WRITTEN TASK 1 ->
In the content marketing text, which five qualities must every goal have?
--- TEXT SECTION ---
Your current content marketing strategy is doing well and everyone’s mighty pleased with the results it is bringing in. But when you’re asked to finally put it down on a document – stepwise, it seems nothing short of a challenge thrown in front of you.
Now, effective content marketing strategies are extremely flexible – you find a platform to syndicate your content and you just do it without thinking twice! Of course, in a trackable manner.
But when you’re asked to put it down so that the rest of the team can work together on it, you need to do it. Now hunting for the most suitable layout for your content strategy on the internet, can be a daunting task. Don’t believe us? Type in ‘content marketing strategy template’ and see how the search results bombard you.
We at Exit Bee, are working on a content strategy as well – yes, we have one in place but we keep optimizing it – penning it down, basically. So after scavenging through what’s available, identifying what’s not, we came up with our own approach to creating a content marketing plan that won’t take you ages to understand or follow.
So let’s walk through creating a content marketing strategy from scratch, that leads you right up to your end goal by giving all the marketing efforts a direction!
Step 1: Create a general outline
A content marketing strategy can get really elaborate sometimes – you don’t always understand where to stop or what to include. So lay down the basics by defining everything you need to cover –
- why are we creating content ?
- who are we addressing?
- what types of content do we need?
- where are we going to use it ?
- what are the end goals?
Creating this general outline will give your research and ideas the much needed direction it needs. The need to answer these questions will make you stick to the point and not waver from it.
Step 2: Identify your goals – micro and macro
Yes, this is where you actually go back to all that you have been doing or plan to do for your business to define the ‘end goal’. No matter how big or how small it is, you need to define it in a realistic way – because this is going to be the document you come back to for comparison of results once execution starts.
But remember, every goal you jot down, needs to be: specific, measurable, achievable, realistic and timely.
---
WRITTEN TASK 2 ->
In the records, replace "list-item" with "bullet-point" in the part that opens with the line containing "- list-item: • ตรวจสอบความถูกต้องของ serial" and closes with the line containing "- step-number-badge: 1: [536, 340, 600, 404]". Reproduce only those lines, leaving everything else unchanged.
--- RECORDS ---
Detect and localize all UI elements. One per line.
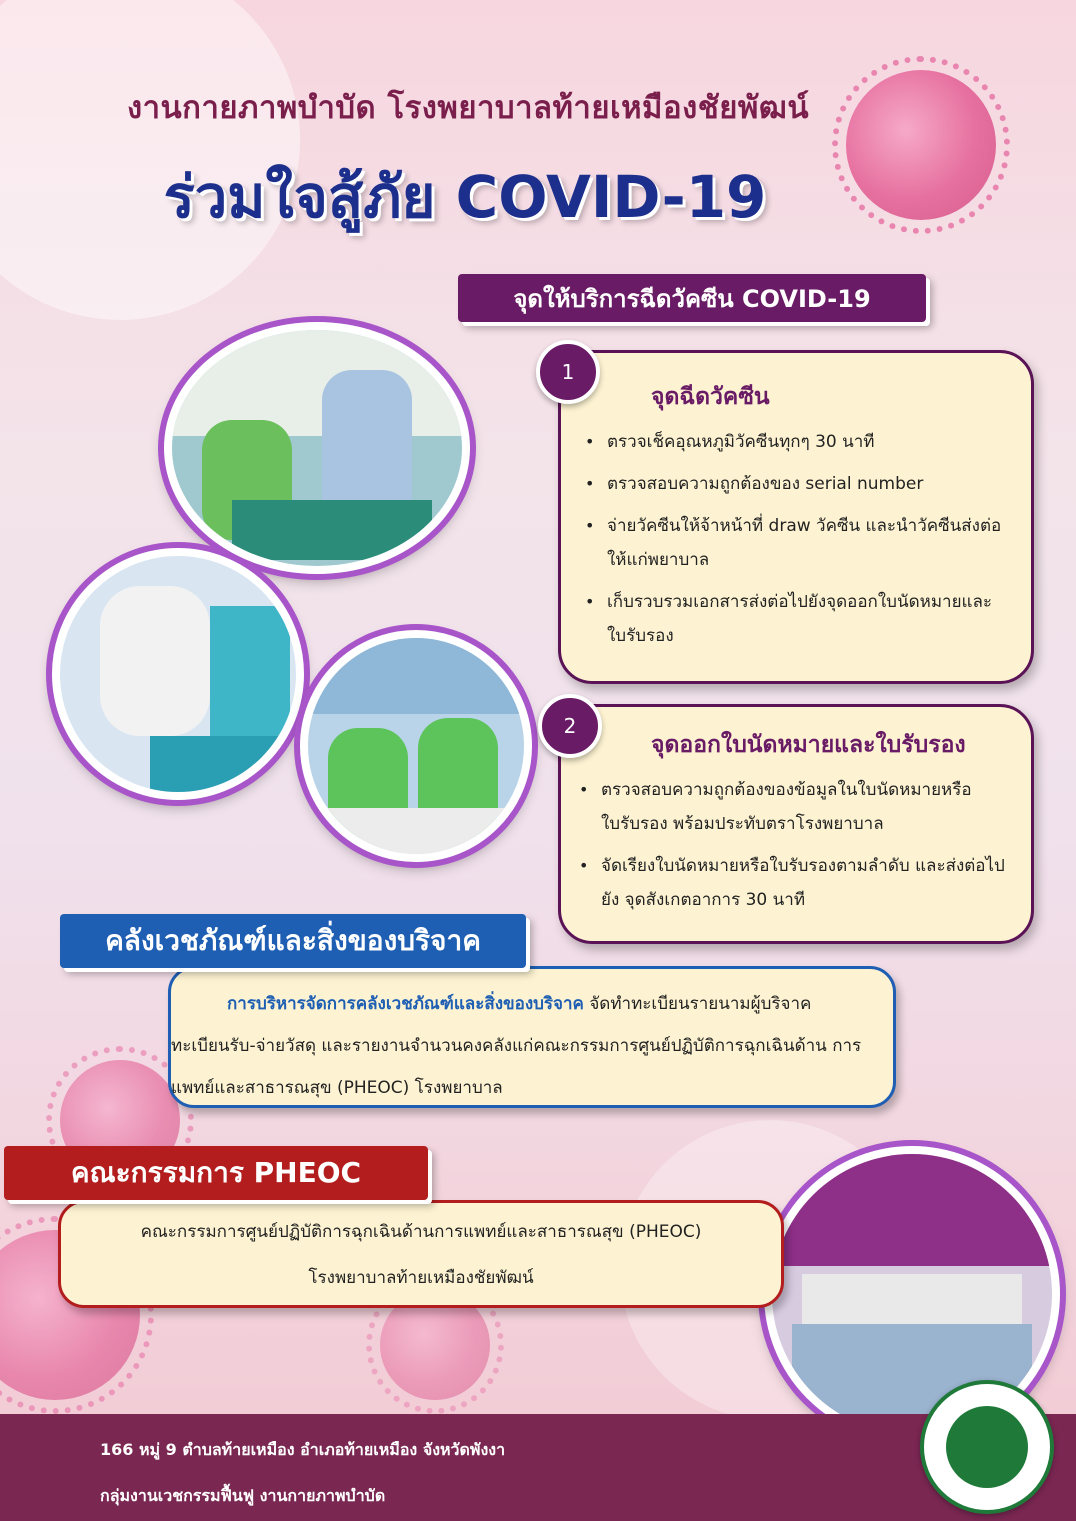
- list-item: • ตรวจสอบความถูกต้องของ serial number: [585, 467, 1005, 501]
- footer-unit: กลุ่มงานเวชกรรมฟื้นฟู งานกายภาพบำบัด: [100, 1486, 386, 1505]
- organization-subtitle: งานกายภาพบำบัด โรงพยาบาลท้ายเหมืองชัยพัฒน์: [126, 90, 810, 126]
- seal-emblem: [946, 1406, 1028, 1488]
- pheoc-line-1: คณะกรรมการศูนย์ปฏิบัติการฉุกเฉินด้านการแพทย์และสาธารณสุข (PHEOC): [140, 1222, 702, 1242]
- list-item: • ตรวจเช็คอุณหภูมิวัคซีนทุกๆ 30 นาที: [585, 425, 1005, 459]
- step-number-badge: 1: [536, 340, 600, 404]
- appointment-card: [558, 704, 1034, 944]
- pheoc-description-box: [58, 1200, 784, 1308]
- pheoc-line-2: โรงพยาบาลท้ายเหมืองชัยพัฒน์: [308, 1268, 534, 1288]
- warehouse-lead: การบริหารจัดการคลังเวชภัณฑ์และสิ่งของบริจาค: [227, 994, 584, 1014]
- card-title: จุดออกใบนัดหมายและใบรับรอง: [651, 732, 966, 758]
- card-title: จุดฉีดวัคซีน: [651, 384, 770, 410]
- warehouse-body: จัดทำทะเบียนรายนามผู้บริจาค ทะเบียนรับ-จ่ายวัสดุ และรายงานจำนวนคงคลังแก่คณะกรรมการศูนย์ปฏิบัติการฉุกเฉินด้าน การแพทย์และสาธารณสุข (PHEOC) โรงพยาบาล: [171, 994, 862, 1098]
- photo-vaccine-prep: [164, 322, 470, 574]
- list-item: • เก็บรวบรวมเอกสารส่งต่อไปยังจุดออกใบนัดหมายและ ใบรับรอง: [585, 585, 1005, 653]
- warehouse-section-banner: คลังเวชภัณฑ์และสิ่งของบริจาค: [60, 914, 526, 968]
- ministry-seal-icon: [920, 1380, 1054, 1514]
- photo-vaccine-cooler: [52, 548, 304, 800]
- step-number-badge: 2: [538, 694, 602, 758]
- pheoc-section-banner: คณะกรรมการ PHEOC: [4, 1146, 428, 1200]
- list-item: • จ่ายวัคซีนให้จ้าหน้าที่ draw วัคซีน และนำวัคซีนส่งต่อ ให้แก่พยาบาล: [585, 509, 1005, 577]
- warehouse-description: [171, 983, 871, 1109]
- vaccination-point-card: [558, 350, 1034, 684]
- page-title: ร่วมใจสู้ภัย COVID-19: [163, 163, 767, 231]
- list-item: • ตรวจสอบความถูกต้องของข้อมูลในใบนัดหมายหรือ ใบรับรอง พร้อมประทับตราโรงพยาบาล: [579, 773, 1009, 841]
- appointment-task-list: [579, 773, 1009, 925]
- warehouse-description-box: [168, 966, 896, 1108]
- list-item: • จัดเรียงใบนัดหมายหรือใบรับรองตามลำดับ และส่งต่อไปยัง จุดสังเกตอาการ 30 นาที: [579, 849, 1009, 917]
- vaccination-task-list: [585, 425, 1005, 661]
- photo-registration-desk: [300, 630, 532, 862]
- vaccine-section-banner: จุดให้บริการฉีดวัคซีน COVID-19: [458, 274, 926, 322]
- footer-address: 166 หมู่ 9 ตำบลท้ายเหมือง อำเภอท้ายเหมือง จังหวัดพังงา: [100, 1440, 506, 1459]
- footer: [0, 1414, 1076, 1521]
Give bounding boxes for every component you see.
---
FINAL RESULT 1 ->
Every goal must be specific, measurable, achievable, realistic and timely.

FINAL RESULT 2 ->
- bullet-point: • ตรวจสอบความถูกต้องของ serial number: [585, 467, 1005, 501]
- footer-unit: กลุ่มงานเวชกรรมฟื้นฟู งานกายภาพบำบัด: [100, 1486, 386, 1505]
- organization-subtitle: งานกายภาพบำบัด โรงพยาบาลท้ายเหมืองชัยพัฒน์: [126, 90, 810, 126]
- seal-emblem: [946, 1406, 1028, 1488]
- pheoc-line-1: คณะกรรมการศูนย์ปฏิบัติการฉุกเฉินด้านการแพทย์และสาธารณสุข (PHEOC): [140, 1222, 702, 1242]
- bullet-point: • ตรวจเช็คอุณหภูมิวัคซีนทุกๆ 30 นาที: [585, 425, 1005, 459]
- step-number-badge: 1: [536, 340, 600, 404]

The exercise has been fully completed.